_Task description_: Seek out every line containing the word "subtitle", and copy each.

_Source material_:
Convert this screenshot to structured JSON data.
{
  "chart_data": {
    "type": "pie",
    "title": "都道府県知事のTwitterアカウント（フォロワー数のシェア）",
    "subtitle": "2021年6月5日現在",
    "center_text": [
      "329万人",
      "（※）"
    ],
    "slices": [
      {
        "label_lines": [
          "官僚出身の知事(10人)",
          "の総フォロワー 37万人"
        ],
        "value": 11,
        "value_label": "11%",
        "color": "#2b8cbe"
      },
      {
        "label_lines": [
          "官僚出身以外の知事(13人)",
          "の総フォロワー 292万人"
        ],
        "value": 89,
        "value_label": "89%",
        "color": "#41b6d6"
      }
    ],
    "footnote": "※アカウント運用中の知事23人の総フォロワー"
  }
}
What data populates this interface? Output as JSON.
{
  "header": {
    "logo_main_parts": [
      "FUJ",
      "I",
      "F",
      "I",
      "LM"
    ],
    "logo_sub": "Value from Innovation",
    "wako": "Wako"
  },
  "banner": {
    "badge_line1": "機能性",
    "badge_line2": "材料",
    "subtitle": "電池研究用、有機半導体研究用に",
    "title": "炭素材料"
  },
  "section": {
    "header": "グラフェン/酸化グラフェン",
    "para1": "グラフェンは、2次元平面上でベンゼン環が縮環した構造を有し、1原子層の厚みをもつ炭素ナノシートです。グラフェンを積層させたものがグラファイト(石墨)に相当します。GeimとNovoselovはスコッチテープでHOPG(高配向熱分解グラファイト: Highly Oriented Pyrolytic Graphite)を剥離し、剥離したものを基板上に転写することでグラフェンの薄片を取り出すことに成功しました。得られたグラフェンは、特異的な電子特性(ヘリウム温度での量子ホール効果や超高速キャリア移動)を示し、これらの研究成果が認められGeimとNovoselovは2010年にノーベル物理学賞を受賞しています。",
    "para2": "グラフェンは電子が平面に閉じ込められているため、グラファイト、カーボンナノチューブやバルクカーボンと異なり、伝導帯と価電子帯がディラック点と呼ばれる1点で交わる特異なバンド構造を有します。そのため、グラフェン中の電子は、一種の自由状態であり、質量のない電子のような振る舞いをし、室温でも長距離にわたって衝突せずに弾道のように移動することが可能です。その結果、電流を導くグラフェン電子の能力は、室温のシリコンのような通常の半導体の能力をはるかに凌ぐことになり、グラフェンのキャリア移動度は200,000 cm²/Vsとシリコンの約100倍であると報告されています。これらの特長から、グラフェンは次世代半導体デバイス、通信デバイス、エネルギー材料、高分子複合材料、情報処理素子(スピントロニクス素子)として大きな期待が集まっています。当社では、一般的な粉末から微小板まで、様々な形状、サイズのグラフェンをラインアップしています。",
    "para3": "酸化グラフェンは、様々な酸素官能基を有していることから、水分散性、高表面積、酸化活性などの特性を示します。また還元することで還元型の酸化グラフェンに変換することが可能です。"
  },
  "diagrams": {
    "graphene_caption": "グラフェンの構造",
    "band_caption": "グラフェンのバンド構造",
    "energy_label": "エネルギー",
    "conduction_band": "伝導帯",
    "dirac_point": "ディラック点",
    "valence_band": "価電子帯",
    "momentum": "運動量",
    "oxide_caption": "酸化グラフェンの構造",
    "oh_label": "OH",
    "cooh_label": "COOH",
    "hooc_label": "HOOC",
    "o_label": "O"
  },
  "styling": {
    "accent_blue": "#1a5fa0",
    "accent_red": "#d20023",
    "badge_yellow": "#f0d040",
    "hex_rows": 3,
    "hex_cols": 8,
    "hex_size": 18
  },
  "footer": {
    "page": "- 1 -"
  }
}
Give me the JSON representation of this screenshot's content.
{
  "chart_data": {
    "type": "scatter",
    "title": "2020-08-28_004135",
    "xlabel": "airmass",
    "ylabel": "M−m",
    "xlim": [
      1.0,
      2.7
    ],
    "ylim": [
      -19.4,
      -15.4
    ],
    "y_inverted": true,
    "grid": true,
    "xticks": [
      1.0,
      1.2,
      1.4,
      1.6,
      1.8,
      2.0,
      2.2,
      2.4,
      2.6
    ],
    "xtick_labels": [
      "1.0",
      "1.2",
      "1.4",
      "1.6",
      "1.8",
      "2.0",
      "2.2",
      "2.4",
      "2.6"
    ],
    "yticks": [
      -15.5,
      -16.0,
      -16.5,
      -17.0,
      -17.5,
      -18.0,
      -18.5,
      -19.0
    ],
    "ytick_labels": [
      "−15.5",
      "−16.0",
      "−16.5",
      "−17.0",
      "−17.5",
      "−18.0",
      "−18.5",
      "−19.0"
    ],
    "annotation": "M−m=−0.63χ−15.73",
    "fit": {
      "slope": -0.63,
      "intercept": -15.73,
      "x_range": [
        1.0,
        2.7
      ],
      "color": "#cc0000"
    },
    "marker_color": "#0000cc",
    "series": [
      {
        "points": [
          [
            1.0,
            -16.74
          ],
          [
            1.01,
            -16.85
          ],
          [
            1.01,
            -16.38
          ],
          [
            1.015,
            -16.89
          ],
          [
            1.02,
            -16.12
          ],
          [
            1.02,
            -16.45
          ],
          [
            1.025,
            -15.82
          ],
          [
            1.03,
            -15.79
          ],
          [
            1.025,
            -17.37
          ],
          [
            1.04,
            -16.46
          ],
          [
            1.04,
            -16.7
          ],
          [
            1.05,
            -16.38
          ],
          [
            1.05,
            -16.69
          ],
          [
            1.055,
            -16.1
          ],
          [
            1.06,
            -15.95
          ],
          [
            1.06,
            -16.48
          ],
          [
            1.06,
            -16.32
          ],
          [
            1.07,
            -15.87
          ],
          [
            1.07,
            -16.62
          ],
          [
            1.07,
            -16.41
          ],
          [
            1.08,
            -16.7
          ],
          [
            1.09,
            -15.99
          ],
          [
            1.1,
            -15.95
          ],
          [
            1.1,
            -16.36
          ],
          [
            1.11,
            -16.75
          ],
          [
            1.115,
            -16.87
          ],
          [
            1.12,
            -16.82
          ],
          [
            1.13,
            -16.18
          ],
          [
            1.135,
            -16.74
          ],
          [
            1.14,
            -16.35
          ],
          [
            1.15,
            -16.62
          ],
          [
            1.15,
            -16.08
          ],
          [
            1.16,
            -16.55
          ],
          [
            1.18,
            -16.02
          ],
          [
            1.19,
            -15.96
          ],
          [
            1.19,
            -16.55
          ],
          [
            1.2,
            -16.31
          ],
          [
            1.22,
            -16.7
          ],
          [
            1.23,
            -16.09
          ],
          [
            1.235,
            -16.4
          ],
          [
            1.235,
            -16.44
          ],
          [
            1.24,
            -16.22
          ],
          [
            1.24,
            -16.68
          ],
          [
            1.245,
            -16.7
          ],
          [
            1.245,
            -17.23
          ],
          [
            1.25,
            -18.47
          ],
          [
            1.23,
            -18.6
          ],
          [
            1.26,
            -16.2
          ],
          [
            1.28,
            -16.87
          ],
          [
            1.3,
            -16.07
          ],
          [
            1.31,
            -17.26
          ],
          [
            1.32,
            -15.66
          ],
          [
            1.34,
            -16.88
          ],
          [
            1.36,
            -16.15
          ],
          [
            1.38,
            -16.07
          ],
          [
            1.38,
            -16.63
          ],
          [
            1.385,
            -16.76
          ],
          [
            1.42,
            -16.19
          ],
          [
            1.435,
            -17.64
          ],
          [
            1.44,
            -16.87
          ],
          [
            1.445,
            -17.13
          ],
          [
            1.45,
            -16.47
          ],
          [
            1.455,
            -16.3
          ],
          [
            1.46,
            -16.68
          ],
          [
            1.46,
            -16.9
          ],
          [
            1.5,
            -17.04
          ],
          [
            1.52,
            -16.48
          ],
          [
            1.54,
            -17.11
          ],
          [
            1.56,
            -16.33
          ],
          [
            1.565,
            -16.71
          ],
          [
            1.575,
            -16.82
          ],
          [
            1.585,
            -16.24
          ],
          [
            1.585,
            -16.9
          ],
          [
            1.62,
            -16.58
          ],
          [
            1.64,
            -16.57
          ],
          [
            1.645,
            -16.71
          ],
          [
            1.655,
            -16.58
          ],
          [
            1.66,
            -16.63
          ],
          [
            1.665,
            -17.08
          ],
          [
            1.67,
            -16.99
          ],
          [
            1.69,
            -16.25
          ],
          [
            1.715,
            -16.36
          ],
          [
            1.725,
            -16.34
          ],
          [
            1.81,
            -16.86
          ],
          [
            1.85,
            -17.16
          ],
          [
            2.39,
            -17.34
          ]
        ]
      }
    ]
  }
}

_Result for this exercise_:
    "subtitle": "2021年6月5日現在",
    "subtitle": "電池研究用、有機半導体研究用に",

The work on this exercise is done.